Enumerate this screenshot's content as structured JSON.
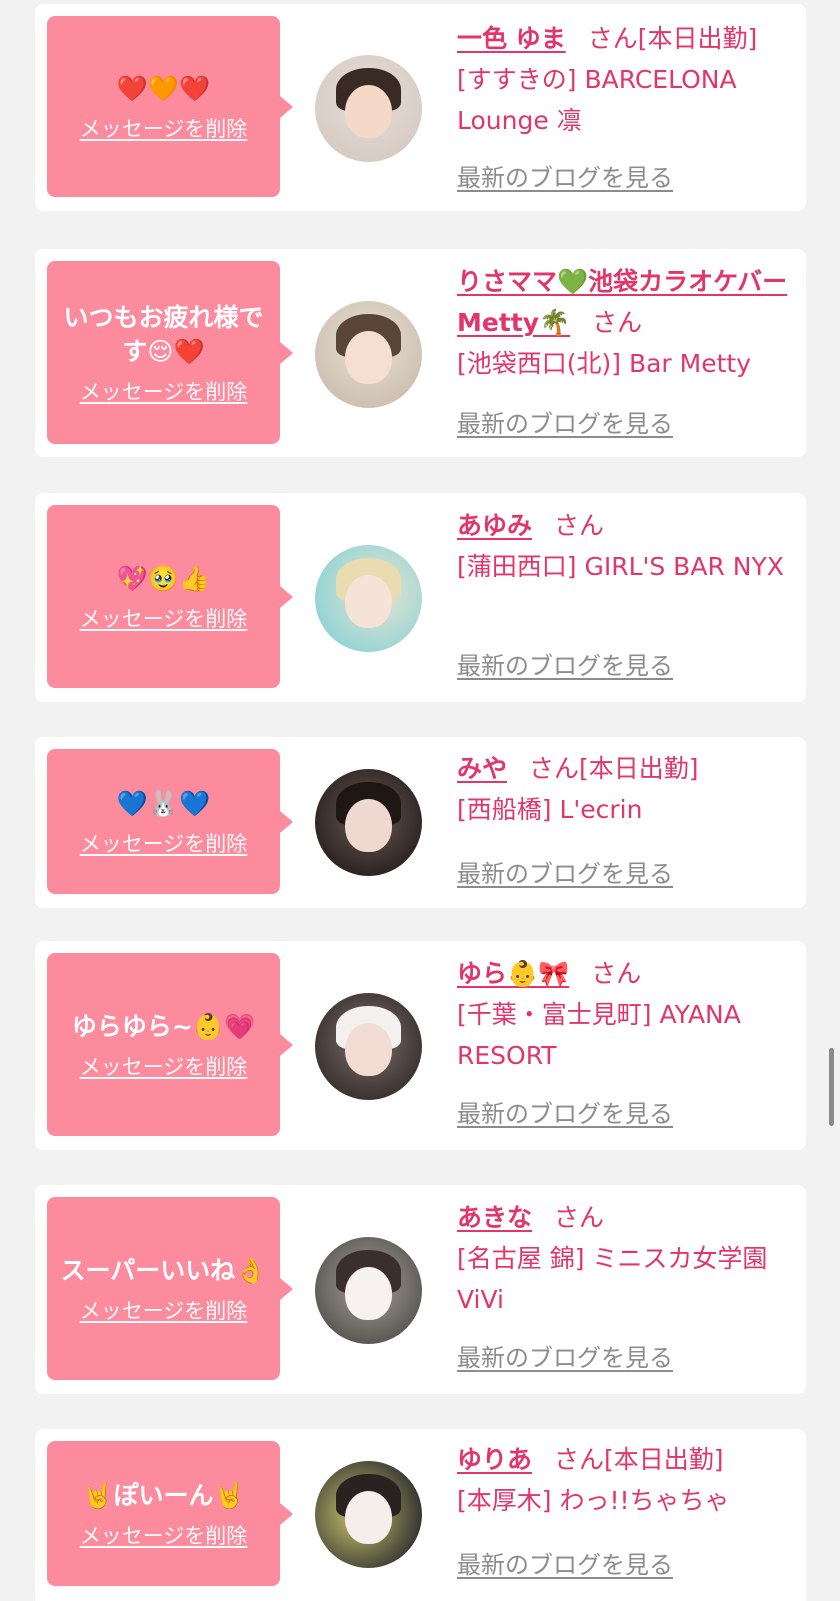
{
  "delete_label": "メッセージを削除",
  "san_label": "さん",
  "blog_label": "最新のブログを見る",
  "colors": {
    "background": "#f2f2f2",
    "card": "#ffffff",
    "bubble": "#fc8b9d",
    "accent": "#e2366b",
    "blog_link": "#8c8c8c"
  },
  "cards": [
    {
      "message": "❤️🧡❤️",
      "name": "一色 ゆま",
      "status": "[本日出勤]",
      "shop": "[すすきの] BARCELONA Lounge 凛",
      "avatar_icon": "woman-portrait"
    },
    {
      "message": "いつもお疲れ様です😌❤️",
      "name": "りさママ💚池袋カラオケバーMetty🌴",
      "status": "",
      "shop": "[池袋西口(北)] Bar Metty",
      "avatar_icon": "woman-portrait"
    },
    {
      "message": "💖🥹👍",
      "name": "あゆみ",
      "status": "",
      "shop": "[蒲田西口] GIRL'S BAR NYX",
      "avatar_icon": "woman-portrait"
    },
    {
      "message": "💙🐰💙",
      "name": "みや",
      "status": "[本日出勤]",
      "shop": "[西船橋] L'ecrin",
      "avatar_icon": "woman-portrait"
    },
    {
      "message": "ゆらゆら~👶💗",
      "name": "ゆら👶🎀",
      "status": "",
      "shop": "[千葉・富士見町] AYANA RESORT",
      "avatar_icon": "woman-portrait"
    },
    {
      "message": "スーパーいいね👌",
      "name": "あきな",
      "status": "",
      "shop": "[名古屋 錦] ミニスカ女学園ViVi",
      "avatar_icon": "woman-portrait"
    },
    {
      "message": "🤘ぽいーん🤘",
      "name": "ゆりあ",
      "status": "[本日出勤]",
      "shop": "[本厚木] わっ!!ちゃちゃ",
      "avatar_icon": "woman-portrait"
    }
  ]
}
* * *
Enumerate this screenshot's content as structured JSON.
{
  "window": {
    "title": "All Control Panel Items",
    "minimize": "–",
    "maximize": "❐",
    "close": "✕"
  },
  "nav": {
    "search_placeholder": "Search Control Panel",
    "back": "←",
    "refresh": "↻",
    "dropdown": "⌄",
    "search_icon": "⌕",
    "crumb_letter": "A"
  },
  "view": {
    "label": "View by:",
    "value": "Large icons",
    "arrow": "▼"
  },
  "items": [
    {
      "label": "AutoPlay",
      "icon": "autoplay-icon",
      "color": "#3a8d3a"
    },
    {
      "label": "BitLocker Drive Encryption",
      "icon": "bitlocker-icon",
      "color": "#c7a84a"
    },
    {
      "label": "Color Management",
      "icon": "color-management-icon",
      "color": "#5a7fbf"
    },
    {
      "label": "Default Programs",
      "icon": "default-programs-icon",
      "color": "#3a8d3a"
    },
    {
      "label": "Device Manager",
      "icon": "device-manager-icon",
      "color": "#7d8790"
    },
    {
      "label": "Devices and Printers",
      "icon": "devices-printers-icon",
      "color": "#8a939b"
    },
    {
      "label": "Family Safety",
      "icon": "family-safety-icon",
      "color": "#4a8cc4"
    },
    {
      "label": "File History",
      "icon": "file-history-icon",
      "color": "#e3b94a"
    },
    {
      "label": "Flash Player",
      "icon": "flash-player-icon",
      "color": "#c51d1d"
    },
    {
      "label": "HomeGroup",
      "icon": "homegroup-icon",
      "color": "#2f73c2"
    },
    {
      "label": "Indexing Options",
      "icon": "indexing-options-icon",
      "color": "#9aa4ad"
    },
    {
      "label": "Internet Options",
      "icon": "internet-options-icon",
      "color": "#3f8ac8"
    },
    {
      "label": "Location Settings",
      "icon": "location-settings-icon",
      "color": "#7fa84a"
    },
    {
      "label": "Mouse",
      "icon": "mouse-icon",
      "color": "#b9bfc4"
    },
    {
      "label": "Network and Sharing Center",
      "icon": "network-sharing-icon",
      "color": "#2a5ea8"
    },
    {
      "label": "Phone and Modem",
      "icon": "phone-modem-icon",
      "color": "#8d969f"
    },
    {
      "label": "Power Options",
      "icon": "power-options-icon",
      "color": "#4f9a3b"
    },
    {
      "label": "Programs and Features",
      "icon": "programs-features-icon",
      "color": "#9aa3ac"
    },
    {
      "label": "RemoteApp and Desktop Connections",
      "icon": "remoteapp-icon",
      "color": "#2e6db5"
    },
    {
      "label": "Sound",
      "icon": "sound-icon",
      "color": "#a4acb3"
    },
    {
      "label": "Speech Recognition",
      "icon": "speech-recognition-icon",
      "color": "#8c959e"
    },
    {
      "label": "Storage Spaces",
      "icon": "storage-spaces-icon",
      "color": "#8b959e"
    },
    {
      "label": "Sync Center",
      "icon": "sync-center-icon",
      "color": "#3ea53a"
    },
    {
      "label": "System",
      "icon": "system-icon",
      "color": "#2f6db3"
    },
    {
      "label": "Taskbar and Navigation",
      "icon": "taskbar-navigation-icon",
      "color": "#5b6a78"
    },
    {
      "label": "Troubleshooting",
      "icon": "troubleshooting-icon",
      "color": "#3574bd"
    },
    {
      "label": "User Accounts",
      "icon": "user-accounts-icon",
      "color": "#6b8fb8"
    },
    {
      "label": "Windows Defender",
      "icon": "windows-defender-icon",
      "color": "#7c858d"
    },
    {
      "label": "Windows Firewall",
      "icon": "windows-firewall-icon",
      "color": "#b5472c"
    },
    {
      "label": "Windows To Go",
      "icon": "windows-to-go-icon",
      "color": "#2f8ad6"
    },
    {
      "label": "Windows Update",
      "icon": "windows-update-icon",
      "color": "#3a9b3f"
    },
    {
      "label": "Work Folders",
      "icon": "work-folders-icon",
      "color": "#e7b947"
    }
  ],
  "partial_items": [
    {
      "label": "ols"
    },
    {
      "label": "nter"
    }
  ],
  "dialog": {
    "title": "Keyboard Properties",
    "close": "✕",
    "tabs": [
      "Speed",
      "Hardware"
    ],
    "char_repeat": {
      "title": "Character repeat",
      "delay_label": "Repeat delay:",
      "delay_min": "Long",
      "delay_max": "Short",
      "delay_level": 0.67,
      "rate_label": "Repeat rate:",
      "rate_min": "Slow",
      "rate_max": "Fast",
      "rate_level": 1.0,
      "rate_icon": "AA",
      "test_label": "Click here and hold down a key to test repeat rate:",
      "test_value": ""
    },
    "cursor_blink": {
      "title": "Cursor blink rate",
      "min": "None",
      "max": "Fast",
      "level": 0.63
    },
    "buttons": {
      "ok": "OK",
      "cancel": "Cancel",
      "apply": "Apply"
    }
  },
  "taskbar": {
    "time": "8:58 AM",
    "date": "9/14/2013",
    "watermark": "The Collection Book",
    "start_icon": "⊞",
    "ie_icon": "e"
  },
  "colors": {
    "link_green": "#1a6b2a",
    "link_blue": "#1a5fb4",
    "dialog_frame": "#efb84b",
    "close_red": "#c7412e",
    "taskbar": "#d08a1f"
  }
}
---
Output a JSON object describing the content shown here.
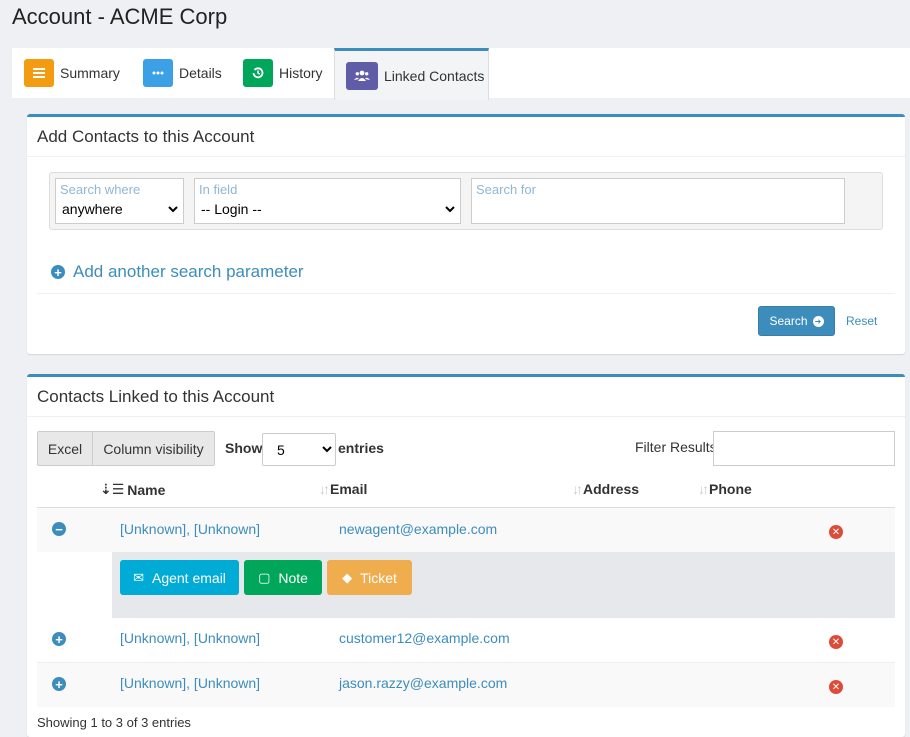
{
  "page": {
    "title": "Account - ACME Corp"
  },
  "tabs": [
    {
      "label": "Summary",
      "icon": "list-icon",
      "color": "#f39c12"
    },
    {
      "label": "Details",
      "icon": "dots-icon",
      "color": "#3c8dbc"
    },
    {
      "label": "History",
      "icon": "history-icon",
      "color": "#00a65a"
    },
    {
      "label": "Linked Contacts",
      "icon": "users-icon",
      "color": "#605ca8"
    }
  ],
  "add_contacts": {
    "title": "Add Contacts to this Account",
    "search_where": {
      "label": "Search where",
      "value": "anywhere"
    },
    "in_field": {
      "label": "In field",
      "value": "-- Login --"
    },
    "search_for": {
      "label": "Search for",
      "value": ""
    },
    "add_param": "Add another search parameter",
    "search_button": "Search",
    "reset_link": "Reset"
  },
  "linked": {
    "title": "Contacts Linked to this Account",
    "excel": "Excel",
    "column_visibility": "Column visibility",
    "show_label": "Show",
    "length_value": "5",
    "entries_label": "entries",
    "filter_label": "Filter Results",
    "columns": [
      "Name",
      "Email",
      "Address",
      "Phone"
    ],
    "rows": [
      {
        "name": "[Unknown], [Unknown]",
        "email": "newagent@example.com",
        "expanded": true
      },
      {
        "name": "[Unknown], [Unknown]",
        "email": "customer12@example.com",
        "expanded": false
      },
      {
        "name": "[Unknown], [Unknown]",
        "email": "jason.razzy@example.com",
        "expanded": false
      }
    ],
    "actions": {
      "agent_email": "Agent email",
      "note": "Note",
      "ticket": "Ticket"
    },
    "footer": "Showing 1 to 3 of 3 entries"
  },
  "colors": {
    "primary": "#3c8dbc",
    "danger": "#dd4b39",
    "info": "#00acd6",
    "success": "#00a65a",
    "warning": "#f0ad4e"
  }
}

**What the exercise asks**
Copy out each line of the entries that holds "message".

**Task output**
      "message": "❤️🧡❤️",
      "message": "いつもお疲れ様です😌❤️",
      "message": "💖🥹👍",
      "message": "💙🐰💙",
      "message": "ゆらゆら~👶💗",
      "message": "スーパーいいね👌",
      "message": "🤘ぽいーん🤘",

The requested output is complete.